Pull every "JSON" line out of the data below.

Source records
------------------------------------------------------------

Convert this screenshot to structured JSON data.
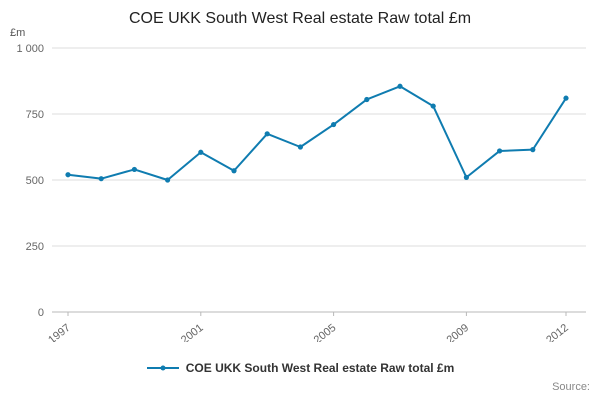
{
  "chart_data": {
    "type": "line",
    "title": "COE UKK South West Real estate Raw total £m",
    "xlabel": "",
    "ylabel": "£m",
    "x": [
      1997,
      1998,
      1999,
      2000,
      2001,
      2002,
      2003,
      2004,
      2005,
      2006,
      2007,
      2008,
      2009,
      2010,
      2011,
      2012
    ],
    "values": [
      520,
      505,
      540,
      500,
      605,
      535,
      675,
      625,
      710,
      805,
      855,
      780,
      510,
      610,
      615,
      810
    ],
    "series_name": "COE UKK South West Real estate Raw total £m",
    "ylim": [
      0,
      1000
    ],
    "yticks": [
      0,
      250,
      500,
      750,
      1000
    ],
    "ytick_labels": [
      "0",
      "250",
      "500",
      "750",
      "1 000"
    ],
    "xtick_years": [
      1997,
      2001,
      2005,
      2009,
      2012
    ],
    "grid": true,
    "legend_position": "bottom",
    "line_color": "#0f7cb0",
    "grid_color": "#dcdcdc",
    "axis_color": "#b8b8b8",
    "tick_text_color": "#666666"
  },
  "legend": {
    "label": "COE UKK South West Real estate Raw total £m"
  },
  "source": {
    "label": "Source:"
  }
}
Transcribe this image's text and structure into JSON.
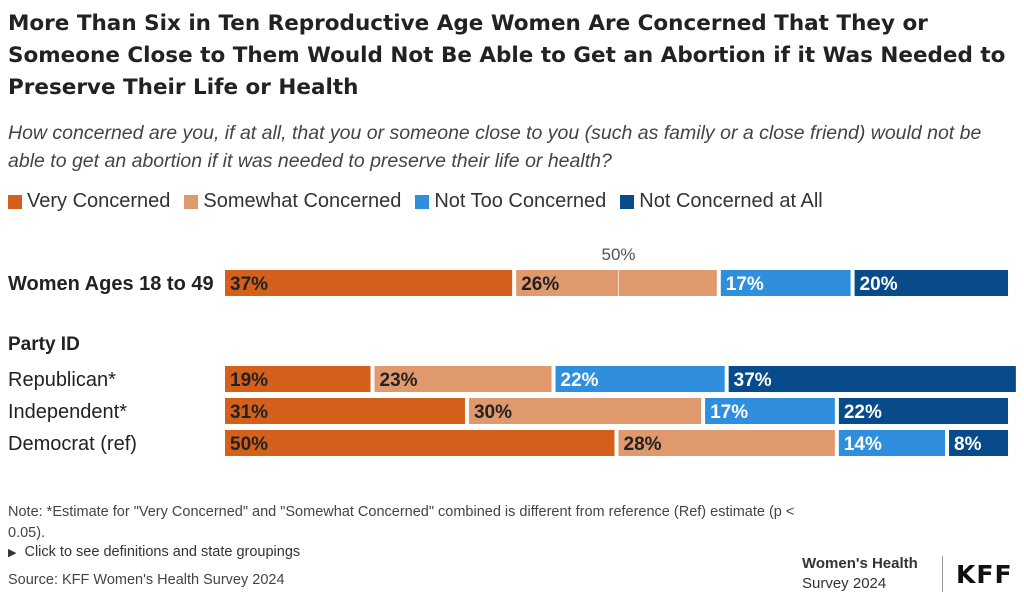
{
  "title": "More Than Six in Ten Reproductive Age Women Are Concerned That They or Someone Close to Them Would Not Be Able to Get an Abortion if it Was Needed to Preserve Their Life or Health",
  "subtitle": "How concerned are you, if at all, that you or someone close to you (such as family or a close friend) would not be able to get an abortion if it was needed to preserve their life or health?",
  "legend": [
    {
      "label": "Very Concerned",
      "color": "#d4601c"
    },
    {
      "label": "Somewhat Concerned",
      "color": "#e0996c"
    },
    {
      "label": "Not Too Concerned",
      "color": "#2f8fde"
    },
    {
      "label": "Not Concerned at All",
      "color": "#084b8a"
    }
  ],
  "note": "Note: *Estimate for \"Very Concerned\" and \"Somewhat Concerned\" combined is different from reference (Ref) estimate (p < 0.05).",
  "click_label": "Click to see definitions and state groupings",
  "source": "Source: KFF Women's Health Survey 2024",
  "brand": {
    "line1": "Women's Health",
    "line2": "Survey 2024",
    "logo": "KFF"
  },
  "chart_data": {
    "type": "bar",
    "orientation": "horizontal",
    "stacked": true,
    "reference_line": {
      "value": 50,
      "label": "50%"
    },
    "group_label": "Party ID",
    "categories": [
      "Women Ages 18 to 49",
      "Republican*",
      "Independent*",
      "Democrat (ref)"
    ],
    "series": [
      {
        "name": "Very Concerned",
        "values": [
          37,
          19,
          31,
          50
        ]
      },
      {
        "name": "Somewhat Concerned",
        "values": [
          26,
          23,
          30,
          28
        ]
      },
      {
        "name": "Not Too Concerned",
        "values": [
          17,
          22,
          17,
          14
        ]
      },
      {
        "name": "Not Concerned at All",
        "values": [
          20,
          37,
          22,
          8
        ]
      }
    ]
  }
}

------------------------------------------------------------

RESULT FOR THIS EXERCISE:
Convert this screenshot to structured JSON data.
Transcribe this image's text and structure into JSON.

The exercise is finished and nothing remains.